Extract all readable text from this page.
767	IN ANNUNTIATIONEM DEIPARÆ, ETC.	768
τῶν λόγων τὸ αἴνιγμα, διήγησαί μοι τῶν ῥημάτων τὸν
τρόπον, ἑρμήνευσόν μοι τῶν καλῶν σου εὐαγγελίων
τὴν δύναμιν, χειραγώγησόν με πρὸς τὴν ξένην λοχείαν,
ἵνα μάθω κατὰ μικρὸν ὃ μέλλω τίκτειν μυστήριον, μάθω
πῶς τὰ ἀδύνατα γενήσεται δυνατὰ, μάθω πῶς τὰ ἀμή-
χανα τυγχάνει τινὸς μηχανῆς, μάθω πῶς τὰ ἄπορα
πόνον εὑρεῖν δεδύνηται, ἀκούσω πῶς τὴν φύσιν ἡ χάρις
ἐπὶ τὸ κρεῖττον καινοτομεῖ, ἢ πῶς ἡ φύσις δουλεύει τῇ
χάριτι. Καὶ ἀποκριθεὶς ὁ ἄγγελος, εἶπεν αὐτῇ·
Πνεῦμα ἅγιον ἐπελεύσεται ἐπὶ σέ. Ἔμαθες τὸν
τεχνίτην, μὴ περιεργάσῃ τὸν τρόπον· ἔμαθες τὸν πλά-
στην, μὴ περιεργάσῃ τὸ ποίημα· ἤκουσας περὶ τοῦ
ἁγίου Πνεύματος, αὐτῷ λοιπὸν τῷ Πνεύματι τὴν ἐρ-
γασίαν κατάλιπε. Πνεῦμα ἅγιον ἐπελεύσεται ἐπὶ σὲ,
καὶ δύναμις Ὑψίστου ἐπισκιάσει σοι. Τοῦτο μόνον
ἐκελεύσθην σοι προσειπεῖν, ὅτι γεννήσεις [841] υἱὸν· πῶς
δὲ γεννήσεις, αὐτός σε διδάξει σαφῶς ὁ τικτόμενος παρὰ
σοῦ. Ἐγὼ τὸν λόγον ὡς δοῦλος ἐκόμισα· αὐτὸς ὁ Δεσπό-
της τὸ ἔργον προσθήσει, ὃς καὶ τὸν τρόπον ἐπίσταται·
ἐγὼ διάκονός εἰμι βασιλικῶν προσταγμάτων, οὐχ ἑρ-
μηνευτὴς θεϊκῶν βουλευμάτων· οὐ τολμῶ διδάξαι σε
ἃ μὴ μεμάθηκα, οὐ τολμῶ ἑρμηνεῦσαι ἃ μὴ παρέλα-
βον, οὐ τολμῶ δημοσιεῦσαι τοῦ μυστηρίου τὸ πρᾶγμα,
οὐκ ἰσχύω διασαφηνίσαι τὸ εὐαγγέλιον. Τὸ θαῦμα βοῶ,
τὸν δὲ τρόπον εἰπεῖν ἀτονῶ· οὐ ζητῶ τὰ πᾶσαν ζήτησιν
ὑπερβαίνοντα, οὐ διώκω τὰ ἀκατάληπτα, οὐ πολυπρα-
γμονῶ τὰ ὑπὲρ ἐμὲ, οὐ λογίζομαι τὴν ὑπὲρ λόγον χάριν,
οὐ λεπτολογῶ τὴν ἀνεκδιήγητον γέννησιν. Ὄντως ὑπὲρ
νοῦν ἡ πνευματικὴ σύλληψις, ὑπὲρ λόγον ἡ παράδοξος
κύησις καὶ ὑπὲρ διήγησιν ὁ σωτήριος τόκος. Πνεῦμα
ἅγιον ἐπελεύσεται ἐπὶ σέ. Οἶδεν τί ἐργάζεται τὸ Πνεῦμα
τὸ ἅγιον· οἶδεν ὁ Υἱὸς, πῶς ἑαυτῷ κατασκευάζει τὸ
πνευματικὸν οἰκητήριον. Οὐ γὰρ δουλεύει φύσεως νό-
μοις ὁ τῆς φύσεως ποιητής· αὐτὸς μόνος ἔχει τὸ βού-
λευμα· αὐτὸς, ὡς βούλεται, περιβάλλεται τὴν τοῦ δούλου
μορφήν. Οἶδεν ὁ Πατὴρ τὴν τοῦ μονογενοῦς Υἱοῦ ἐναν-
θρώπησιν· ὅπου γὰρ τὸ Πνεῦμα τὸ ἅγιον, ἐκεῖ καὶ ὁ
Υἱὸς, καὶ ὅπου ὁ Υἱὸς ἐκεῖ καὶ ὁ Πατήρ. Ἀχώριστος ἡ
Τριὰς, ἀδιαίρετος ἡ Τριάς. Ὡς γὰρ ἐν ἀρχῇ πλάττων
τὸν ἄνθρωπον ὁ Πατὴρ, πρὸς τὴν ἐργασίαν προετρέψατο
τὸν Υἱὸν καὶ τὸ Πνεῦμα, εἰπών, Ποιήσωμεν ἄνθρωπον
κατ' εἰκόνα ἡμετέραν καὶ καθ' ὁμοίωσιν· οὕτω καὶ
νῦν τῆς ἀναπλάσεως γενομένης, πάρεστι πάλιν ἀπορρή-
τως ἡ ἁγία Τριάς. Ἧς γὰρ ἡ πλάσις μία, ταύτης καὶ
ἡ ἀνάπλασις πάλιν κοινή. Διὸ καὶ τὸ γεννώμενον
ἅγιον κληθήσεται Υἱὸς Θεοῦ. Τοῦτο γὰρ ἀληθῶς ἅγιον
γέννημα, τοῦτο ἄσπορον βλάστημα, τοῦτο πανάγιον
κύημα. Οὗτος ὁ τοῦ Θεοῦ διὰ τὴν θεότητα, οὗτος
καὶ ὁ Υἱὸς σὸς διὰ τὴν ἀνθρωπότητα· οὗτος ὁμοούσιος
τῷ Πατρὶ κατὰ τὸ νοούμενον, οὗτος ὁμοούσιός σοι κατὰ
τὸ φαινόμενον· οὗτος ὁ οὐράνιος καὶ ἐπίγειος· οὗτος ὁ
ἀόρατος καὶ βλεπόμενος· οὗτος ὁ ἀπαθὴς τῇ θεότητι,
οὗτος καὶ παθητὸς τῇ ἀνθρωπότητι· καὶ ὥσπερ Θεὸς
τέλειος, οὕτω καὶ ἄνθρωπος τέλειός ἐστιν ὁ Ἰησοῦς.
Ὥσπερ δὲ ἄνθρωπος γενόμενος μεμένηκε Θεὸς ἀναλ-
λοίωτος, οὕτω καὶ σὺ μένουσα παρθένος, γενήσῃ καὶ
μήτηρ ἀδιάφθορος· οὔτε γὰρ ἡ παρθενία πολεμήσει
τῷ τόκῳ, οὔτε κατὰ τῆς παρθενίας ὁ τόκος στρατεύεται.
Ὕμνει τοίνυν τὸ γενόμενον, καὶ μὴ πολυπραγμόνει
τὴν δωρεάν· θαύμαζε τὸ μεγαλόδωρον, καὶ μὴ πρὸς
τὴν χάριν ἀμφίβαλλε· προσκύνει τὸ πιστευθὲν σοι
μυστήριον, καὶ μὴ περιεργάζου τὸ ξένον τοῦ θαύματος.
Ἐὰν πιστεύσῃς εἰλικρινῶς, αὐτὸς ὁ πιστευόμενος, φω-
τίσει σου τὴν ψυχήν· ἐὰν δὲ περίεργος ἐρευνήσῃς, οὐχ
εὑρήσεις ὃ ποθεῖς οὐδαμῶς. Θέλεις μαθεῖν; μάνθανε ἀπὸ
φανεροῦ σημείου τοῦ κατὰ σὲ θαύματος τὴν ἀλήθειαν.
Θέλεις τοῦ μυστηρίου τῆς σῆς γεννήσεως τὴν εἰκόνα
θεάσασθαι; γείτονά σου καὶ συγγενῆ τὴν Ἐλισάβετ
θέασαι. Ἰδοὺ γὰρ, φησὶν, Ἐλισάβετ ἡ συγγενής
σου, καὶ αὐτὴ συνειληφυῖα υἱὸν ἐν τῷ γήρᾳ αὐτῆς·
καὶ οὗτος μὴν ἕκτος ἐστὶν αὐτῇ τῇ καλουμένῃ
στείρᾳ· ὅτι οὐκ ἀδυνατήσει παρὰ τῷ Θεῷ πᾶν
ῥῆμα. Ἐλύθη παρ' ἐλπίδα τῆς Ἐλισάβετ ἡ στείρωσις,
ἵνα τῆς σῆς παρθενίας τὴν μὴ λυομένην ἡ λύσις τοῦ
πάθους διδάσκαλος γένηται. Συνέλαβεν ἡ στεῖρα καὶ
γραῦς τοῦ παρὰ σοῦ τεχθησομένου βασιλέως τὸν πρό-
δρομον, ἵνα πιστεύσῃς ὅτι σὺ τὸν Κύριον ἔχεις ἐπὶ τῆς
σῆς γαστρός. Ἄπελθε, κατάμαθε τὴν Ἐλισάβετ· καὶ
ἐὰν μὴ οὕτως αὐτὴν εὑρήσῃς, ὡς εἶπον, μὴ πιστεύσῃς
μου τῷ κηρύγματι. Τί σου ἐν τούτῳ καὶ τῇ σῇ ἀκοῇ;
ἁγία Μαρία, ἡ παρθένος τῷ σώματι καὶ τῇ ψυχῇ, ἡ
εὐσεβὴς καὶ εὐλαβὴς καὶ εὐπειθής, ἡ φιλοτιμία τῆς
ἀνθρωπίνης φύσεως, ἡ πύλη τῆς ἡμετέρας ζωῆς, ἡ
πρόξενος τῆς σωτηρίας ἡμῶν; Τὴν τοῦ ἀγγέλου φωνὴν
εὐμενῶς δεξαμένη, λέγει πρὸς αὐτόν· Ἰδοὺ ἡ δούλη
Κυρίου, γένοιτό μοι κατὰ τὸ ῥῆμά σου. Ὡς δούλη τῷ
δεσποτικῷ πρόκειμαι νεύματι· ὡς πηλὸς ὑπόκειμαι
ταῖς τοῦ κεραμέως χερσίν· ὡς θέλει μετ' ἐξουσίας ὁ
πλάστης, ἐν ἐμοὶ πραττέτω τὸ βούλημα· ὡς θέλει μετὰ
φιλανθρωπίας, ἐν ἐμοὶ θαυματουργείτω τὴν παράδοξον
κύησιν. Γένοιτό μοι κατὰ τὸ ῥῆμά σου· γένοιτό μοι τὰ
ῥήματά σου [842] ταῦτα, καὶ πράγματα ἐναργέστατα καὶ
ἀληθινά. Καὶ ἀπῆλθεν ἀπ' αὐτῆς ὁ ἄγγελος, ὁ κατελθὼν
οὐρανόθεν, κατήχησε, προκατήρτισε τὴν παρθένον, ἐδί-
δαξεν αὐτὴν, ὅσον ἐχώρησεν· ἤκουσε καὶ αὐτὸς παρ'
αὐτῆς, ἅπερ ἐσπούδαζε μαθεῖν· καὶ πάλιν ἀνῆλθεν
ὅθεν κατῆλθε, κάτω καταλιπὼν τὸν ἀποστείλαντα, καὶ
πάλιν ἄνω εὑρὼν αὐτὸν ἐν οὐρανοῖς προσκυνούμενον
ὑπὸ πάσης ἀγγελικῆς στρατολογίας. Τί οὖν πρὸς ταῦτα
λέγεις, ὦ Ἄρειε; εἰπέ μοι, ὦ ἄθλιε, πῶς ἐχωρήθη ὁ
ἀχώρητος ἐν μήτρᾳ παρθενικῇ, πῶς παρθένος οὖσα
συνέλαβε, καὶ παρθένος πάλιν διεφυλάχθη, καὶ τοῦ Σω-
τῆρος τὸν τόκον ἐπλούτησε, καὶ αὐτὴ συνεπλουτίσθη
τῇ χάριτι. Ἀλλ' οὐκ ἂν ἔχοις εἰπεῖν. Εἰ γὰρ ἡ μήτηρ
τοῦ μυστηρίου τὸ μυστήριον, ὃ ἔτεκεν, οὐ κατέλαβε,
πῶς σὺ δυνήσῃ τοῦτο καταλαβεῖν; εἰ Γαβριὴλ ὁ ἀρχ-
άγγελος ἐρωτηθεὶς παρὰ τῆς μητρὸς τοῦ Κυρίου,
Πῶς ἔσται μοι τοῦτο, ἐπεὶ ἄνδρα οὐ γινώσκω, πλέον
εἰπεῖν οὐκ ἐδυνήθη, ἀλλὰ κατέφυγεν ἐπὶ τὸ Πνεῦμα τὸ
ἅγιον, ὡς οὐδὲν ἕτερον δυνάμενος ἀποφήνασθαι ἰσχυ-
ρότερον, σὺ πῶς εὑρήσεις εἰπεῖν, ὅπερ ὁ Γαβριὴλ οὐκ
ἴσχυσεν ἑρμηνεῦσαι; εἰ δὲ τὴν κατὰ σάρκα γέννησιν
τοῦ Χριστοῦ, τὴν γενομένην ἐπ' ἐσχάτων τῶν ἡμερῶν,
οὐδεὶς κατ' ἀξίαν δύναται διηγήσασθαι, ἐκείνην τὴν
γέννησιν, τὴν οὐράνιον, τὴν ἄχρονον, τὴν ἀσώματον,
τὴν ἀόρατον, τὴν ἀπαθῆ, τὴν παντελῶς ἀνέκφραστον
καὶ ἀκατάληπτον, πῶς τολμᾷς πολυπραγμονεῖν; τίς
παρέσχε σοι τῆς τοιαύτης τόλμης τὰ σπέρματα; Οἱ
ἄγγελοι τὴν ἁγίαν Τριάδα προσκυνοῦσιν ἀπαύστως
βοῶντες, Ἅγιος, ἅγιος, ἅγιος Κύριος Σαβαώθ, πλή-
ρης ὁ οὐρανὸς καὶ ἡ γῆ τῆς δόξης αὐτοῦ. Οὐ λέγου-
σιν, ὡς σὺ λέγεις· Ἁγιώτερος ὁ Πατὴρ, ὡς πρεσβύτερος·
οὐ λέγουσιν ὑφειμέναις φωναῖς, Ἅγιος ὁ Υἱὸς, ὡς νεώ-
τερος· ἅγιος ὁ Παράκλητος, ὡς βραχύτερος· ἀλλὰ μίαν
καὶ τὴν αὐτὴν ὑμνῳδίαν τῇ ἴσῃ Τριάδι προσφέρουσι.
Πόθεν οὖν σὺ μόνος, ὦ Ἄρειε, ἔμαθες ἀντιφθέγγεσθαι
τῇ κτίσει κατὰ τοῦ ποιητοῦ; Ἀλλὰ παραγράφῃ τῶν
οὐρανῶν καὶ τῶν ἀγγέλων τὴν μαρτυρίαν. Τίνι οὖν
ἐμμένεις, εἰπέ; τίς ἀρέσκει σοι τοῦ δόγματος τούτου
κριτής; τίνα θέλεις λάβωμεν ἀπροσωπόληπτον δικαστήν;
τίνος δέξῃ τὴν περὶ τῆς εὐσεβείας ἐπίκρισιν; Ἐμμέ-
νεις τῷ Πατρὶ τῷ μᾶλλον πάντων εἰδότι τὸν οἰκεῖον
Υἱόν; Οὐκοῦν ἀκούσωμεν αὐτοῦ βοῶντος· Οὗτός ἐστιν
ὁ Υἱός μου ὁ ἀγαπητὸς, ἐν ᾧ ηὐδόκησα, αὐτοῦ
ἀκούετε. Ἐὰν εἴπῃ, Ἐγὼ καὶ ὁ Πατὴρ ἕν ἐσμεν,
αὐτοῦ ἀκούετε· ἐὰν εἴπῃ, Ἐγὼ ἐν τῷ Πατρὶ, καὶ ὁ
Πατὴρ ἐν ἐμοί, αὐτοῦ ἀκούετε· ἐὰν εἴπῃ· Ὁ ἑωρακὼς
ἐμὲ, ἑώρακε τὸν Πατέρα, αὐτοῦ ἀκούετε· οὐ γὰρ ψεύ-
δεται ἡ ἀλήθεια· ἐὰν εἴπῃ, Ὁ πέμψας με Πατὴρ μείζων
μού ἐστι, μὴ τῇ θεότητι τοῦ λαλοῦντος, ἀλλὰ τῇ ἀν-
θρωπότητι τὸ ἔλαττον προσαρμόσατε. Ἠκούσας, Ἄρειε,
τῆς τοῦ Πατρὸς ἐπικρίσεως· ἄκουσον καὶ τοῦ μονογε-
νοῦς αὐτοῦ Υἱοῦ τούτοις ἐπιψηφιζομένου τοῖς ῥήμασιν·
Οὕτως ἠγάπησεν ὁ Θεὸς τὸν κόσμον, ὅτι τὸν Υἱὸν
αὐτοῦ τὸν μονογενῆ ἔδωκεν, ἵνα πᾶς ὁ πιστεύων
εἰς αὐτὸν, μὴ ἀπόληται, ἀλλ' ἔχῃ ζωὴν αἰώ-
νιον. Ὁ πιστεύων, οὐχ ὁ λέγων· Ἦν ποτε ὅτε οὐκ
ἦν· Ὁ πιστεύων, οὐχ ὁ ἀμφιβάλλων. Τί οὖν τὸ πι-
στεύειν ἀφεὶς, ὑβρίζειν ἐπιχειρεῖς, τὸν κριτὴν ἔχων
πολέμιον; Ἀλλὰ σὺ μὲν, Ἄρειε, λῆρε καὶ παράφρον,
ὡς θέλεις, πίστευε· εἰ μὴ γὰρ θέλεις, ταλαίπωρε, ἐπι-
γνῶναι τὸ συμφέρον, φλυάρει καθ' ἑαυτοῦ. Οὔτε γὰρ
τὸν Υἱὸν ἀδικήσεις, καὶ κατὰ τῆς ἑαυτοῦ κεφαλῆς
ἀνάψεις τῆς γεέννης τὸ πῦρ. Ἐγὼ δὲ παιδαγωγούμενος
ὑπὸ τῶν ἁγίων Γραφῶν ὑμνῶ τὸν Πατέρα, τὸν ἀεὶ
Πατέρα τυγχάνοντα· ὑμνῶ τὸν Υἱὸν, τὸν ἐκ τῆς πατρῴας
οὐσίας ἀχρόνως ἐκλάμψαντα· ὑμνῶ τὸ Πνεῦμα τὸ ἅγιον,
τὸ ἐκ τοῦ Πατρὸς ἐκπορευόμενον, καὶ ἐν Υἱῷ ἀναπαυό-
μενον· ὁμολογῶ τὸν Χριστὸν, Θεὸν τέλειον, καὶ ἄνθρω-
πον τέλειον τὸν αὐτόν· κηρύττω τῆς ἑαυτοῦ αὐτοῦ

* _Short exercise_: Only lines with the word "εἰπεῖν" should be collected from the material.

* _Worked solution_:
τὸν δὲ τρόπον εἰπεῖν ἀτονῶ· οὐ ζητῶ τὰ πᾶσαν ζήτησιν
τῇ χάριτι. Ἀλλ' οὐκ ἂν ἔχοις εἰπεῖν. Εἰ γὰρ ἡ μήτηρ
εἰπεῖν οὐκ ἐδυνήθη, ἀλλὰ κατέφυγεν ἐπὶ τὸ Πνεῦμα τὸ
ρότερον, σὺ πῶς εὑρήσεις εἰπεῖν, ὅπερ ὁ Γαβριὴλ οὐκ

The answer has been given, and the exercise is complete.